* Start Material for this exercise *

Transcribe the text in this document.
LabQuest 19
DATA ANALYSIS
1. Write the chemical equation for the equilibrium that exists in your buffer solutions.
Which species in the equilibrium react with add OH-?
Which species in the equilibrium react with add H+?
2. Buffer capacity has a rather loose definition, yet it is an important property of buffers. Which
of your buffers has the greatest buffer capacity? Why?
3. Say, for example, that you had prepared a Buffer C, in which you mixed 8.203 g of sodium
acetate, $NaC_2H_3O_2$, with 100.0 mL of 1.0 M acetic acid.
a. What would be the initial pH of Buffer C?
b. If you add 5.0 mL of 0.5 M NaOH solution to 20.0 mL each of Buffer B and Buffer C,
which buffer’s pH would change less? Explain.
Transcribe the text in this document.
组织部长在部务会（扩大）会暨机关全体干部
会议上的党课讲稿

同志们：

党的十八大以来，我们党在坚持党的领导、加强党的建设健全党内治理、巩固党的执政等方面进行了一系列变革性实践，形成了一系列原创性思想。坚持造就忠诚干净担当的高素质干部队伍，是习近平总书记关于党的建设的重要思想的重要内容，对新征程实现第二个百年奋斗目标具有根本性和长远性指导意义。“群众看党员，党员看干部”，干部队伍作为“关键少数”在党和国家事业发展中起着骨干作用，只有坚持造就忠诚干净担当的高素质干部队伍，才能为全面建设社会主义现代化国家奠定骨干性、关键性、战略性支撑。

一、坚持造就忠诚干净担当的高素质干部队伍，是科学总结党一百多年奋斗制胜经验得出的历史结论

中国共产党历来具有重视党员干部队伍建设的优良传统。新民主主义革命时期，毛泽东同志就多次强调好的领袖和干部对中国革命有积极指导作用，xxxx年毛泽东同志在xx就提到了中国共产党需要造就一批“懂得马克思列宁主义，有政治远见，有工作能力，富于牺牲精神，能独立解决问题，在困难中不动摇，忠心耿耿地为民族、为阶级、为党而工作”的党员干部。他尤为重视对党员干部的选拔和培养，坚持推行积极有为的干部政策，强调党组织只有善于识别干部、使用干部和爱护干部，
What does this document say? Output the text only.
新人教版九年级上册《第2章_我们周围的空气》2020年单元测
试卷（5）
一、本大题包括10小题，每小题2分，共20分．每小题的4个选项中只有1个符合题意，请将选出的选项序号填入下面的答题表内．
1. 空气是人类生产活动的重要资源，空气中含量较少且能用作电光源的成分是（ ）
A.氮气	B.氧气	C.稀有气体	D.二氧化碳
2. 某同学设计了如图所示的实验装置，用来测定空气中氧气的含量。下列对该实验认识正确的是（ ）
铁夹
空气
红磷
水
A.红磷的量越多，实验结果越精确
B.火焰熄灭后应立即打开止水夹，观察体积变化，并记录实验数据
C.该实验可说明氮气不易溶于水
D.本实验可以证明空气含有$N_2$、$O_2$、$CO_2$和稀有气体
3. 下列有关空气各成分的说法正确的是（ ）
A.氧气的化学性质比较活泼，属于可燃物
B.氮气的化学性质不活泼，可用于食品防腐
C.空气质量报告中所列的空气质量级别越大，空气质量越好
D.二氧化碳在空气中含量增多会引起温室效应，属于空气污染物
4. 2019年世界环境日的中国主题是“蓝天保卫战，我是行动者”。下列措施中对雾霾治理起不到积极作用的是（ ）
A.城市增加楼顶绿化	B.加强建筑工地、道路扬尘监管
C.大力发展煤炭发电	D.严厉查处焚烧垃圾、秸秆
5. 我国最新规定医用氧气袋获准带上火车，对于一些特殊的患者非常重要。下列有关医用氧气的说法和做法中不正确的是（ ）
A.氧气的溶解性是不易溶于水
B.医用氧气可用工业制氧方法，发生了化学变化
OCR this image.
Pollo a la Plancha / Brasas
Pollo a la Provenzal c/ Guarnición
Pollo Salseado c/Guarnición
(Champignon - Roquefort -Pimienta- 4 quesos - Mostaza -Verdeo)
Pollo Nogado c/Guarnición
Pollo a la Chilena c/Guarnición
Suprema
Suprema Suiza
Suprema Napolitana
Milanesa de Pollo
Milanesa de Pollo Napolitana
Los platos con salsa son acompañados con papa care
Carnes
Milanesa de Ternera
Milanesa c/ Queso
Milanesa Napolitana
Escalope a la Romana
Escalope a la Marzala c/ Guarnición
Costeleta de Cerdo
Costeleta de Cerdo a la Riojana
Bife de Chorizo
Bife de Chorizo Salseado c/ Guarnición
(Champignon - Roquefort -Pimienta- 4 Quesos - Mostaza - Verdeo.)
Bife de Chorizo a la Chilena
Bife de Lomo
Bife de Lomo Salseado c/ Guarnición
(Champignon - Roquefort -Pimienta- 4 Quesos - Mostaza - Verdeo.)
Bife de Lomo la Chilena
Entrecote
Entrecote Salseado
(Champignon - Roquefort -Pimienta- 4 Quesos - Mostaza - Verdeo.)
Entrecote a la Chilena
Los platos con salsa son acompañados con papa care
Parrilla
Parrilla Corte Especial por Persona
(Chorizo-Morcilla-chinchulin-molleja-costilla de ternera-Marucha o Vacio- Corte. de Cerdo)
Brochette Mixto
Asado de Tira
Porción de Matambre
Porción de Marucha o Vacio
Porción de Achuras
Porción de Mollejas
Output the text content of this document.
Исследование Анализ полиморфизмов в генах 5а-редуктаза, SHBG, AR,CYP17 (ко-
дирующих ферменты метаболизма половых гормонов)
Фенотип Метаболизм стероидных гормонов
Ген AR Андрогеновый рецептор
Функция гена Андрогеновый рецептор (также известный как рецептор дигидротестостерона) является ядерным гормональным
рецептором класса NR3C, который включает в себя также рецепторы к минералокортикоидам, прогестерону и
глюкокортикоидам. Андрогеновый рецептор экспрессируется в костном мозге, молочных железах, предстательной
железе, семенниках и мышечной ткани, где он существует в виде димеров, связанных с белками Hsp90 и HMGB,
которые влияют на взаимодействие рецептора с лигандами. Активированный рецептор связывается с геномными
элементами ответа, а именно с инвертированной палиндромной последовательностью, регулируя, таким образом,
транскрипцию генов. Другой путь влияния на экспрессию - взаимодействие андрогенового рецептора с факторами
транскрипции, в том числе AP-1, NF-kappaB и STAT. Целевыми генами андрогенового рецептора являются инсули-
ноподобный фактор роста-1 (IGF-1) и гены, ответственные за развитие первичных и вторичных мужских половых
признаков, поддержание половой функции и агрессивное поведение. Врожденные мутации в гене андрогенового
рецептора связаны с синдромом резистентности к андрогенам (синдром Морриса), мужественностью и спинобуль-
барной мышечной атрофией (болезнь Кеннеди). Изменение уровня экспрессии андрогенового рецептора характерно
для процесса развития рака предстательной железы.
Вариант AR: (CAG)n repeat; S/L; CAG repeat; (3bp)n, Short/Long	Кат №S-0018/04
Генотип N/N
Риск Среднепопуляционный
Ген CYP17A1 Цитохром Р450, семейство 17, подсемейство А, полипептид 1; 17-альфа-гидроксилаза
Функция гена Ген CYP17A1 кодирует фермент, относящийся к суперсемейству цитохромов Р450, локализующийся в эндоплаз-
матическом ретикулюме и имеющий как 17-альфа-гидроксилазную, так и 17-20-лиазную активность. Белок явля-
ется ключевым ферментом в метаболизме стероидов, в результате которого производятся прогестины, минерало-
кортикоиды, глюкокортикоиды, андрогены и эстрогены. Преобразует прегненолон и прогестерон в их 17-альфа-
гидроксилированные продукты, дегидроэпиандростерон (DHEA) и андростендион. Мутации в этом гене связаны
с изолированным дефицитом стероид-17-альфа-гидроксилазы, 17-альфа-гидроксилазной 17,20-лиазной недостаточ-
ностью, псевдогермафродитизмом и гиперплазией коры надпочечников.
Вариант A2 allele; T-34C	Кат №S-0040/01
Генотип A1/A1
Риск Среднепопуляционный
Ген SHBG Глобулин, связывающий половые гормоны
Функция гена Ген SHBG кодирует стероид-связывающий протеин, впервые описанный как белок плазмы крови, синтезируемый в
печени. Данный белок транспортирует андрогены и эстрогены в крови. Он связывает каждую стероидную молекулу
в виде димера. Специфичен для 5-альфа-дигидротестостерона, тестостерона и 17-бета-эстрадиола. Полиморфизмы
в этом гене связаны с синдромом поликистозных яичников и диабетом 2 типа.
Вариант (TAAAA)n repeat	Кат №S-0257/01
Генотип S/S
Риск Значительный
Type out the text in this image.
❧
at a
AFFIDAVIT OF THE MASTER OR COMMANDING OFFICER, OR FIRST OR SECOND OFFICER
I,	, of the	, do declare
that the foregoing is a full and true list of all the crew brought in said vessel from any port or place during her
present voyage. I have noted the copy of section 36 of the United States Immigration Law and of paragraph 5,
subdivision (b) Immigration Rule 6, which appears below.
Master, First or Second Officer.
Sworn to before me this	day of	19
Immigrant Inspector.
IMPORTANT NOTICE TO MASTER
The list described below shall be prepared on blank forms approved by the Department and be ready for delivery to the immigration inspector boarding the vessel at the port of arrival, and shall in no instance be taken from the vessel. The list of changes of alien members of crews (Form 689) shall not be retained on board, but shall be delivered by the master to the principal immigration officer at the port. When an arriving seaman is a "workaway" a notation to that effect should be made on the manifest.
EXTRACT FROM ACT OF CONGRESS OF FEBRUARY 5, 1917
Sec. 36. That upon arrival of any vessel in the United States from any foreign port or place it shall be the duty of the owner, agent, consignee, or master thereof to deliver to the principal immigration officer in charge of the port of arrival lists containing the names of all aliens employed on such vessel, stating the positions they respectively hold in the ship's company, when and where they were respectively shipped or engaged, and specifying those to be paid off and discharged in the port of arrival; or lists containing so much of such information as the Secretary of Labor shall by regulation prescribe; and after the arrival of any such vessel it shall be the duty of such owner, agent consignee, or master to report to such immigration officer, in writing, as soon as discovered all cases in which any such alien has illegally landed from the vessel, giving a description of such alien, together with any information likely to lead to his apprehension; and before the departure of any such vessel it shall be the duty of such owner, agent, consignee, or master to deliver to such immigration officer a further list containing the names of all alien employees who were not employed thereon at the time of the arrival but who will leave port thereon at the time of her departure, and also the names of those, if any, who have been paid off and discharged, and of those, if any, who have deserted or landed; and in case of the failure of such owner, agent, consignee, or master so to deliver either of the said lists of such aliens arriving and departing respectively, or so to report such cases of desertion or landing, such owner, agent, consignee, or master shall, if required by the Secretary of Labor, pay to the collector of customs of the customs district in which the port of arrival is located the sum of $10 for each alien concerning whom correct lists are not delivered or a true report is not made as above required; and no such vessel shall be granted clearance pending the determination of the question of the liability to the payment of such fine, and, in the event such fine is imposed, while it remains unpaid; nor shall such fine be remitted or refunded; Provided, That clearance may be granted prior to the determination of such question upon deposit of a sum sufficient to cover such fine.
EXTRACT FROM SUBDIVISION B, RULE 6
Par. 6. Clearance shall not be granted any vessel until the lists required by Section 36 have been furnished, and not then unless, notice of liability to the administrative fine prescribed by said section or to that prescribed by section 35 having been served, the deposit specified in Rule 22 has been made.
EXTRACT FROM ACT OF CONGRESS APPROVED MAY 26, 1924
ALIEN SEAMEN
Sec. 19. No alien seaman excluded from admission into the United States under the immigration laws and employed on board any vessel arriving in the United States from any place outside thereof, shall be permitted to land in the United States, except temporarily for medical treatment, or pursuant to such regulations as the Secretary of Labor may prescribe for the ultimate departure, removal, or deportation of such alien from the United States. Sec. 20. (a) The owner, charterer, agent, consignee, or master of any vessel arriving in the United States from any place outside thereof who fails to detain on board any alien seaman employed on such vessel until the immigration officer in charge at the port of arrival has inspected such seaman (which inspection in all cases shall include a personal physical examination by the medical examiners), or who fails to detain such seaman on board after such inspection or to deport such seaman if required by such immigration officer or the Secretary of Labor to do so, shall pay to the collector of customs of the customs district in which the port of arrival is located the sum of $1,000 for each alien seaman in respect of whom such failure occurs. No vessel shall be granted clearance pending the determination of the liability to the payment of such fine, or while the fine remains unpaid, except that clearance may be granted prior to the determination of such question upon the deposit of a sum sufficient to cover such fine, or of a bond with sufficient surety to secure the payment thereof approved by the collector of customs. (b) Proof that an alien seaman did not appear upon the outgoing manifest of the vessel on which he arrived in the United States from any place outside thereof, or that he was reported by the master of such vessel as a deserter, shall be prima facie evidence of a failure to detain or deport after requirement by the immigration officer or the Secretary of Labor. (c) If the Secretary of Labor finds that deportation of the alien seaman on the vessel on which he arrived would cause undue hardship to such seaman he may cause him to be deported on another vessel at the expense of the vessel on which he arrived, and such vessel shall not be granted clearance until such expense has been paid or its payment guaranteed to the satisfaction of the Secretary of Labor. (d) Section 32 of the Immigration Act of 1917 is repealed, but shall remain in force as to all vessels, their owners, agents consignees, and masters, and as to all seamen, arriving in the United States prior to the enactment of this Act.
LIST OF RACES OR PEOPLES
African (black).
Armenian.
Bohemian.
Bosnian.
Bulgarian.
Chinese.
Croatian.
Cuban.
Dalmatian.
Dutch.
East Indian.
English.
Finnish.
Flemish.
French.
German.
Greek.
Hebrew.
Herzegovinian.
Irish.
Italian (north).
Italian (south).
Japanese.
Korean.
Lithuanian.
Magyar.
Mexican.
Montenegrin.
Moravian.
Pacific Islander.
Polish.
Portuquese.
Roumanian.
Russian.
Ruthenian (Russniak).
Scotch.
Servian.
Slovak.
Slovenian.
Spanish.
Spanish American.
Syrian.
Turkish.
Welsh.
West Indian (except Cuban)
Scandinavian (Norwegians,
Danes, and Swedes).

* End Material for this exercise *

- **Task to carry out**
Identify and copy the lines holding the word "кодирует".

- **The solution**
Функция гена Ген CYP17A1 кодирует фермент, относящийся к суперсемейству цитохромов Р450, локализующийся в эндоплаз-
Функция гена Ген SHBG кодирует стероид-связывающий протеин, впервые описанный как белок плазмы крови, синтезируемый в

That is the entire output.